■ EXERCISE BRIEF ■
Transcribe every entry below word for word, but skip the pictures.

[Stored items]
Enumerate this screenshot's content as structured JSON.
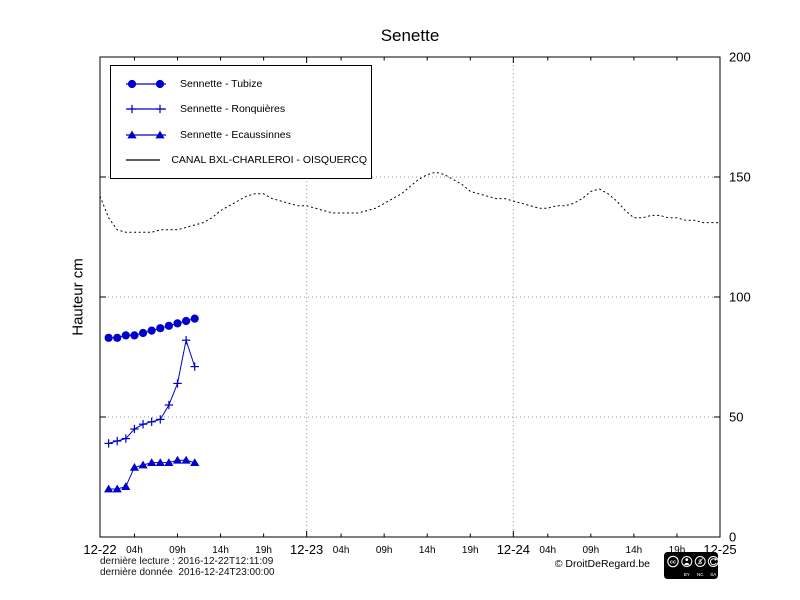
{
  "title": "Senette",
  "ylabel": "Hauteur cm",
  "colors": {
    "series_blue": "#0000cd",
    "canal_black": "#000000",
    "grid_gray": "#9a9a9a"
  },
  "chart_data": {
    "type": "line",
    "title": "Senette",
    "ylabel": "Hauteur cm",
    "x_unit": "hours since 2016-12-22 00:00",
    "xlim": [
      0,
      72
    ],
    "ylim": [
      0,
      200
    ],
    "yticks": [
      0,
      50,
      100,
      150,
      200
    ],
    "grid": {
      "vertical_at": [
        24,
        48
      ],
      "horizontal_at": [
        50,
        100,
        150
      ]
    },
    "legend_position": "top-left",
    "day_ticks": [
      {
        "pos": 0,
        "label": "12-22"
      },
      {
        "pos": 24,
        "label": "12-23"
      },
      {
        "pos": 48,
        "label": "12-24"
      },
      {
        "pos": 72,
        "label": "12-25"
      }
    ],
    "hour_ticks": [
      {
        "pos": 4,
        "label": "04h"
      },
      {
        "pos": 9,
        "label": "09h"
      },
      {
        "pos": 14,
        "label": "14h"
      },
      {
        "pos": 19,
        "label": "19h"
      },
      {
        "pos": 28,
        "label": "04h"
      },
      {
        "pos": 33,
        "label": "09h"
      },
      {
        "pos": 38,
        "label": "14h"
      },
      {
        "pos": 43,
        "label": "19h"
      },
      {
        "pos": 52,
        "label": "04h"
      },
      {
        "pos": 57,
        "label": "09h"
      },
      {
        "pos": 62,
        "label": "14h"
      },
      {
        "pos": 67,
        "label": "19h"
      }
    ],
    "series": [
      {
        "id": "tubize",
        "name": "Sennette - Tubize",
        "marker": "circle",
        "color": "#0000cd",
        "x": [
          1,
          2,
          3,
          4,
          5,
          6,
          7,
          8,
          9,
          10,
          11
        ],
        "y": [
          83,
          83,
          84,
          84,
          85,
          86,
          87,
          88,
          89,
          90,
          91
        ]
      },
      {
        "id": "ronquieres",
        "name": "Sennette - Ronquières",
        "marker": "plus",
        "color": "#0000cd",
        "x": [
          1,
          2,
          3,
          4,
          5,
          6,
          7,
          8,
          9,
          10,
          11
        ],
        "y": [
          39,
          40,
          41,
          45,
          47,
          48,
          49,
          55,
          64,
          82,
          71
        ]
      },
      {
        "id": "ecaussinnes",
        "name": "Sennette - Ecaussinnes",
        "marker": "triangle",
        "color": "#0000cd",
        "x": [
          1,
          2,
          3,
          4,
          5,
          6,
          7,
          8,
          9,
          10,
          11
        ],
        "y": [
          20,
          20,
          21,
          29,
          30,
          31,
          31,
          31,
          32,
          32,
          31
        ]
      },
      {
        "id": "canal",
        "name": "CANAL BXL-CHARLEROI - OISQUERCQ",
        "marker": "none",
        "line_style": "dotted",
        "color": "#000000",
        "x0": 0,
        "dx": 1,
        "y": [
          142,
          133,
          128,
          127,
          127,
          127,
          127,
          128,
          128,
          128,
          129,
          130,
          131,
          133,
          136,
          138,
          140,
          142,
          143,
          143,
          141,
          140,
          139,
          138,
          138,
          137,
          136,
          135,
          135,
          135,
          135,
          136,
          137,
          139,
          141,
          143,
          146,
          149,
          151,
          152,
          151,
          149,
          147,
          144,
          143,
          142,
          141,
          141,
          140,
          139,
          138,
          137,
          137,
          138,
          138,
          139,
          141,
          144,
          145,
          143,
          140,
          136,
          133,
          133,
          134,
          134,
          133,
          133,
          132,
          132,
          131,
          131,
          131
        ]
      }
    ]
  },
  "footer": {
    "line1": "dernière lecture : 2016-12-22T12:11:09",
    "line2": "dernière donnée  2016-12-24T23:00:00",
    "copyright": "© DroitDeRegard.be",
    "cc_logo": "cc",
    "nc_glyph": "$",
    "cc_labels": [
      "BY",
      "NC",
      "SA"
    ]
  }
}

■ FULL SOLUTION ■
Enumerate this screenshot's content as structured JSON.
{
  "title": "Senette",
  "ylabel": "Hauteur cm",
  "colors": {
    "series_blue": "#0000cd",
    "canal_black": "#000000",
    "grid_gray": "#9a9a9a"
  },
  "chart_data": {
    "type": "line",
    "title": "Senette",
    "ylabel": "Hauteur cm",
    "x_unit": "hours since 2016-12-22 00:00",
    "xlim": [
      0,
      72
    ],
    "ylim": [
      0,
      200
    ],
    "yticks": [
      0,
      50,
      100,
      150,
      200
    ],
    "grid": {
      "vertical_at": [
        24,
        48
      ],
      "horizontal_at": [
        50,
        100,
        150
      ]
    },
    "legend_position": "top-left",
    "day_ticks": [
      {
        "pos": 0,
        "label": "12-22"
      },
      {
        "pos": 24,
        "label": "12-23"
      },
      {
        "pos": 48,
        "label": "12-24"
      },
      {
        "pos": 72,
        "label": "12-25"
      }
    ],
    "hour_ticks": [
      {
        "pos": 4,
        "label": "04h"
      },
      {
        "pos": 9,
        "label": "09h"
      },
      {
        "pos": 14,
        "label": "14h"
      },
      {
        "pos": 19,
        "label": "19h"
      },
      {
        "pos": 28,
        "label": "04h"
      },
      {
        "pos": 33,
        "label": "09h"
      },
      {
        "pos": 38,
        "label": "14h"
      },
      {
        "pos": 43,
        "label": "19h"
      },
      {
        "pos": 52,
        "label": "04h"
      },
      {
        "pos": 57,
        "label": "09h"
      },
      {
        "pos": 62,
        "label": "14h"
      },
      {
        "pos": 67,
        "label": "19h"
      }
    ],
    "series": [
      {
        "id": "tubize",
        "name": "Sennette - Tubize",
        "marker": "circle",
        "color": "#0000cd",
        "x": [
          1,
          2,
          3,
          4,
          5,
          6,
          7,
          8,
          9,
          10,
          11
        ],
        "y": [
          83,
          83,
          84,
          84,
          85,
          86,
          87,
          88,
          89,
          90,
          91
        ]
      },
      {
        "id": "ronquieres",
        "name": "Sennette - Ronquières",
        "marker": "plus",
        "color": "#0000cd",
        "x": [
          1,
          2,
          3,
          4,
          5,
          6,
          7,
          8,
          9,
          10,
          11
        ],
        "y": [
          39,
          40,
          41,
          45,
          47,
          48,
          49,
          55,
          64,
          82,
          71
        ]
      },
      {
        "id": "ecaussinnes",
        "name": "Sennette - Ecaussinnes",
        "marker": "triangle",
        "color": "#0000cd",
        "x": [
          1,
          2,
          3,
          4,
          5,
          6,
          7,
          8,
          9,
          10,
          11
        ],
        "y": [
          20,
          20,
          21,
          29,
          30,
          31,
          31,
          31,
          32,
          32,
          31
        ]
      },
      {
        "id": "canal",
        "name": "CANAL BXL-CHARLEROI - OISQUERCQ",
        "marker": "none",
        "line_style": "dotted",
        "color": "#000000",
        "x0": 0,
        "dx": 1,
        "y": [
          142,
          133,
          128,
          127,
          127,
          127,
          127,
          128,
          128,
          128,
          129,
          130,
          131,
          133,
          136,
          138,
          140,
          142,
          143,
          143,
          141,
          140,
          139,
          138,
          138,
          137,
          136,
          135,
          135,
          135,
          135,
          136,
          137,
          139,
          141,
          143,
          146,
          149,
          151,
          152,
          151,
          149,
          147,
          144,
          143,
          142,
          141,
          141,
          140,
          139,
          138,
          137,
          137,
          138,
          138,
          139,
          141,
          144,
          145,
          143,
          140,
          136,
          133,
          133,
          134,
          134,
          133,
          133,
          132,
          132,
          131,
          131,
          131
        ]
      }
    ]
  },
  "footer": {
    "line1": "dernière lecture : 2016-12-22T12:11:09",
    "line2": "dernière donnée  2016-12-24T23:00:00",
    "copyright": "© DroitDeRegard.be",
    "cc_logo": "cc",
    "nc_glyph": "$",
    "cc_labels": [
      "BY",
      "NC",
      "SA"
    ]
  }
}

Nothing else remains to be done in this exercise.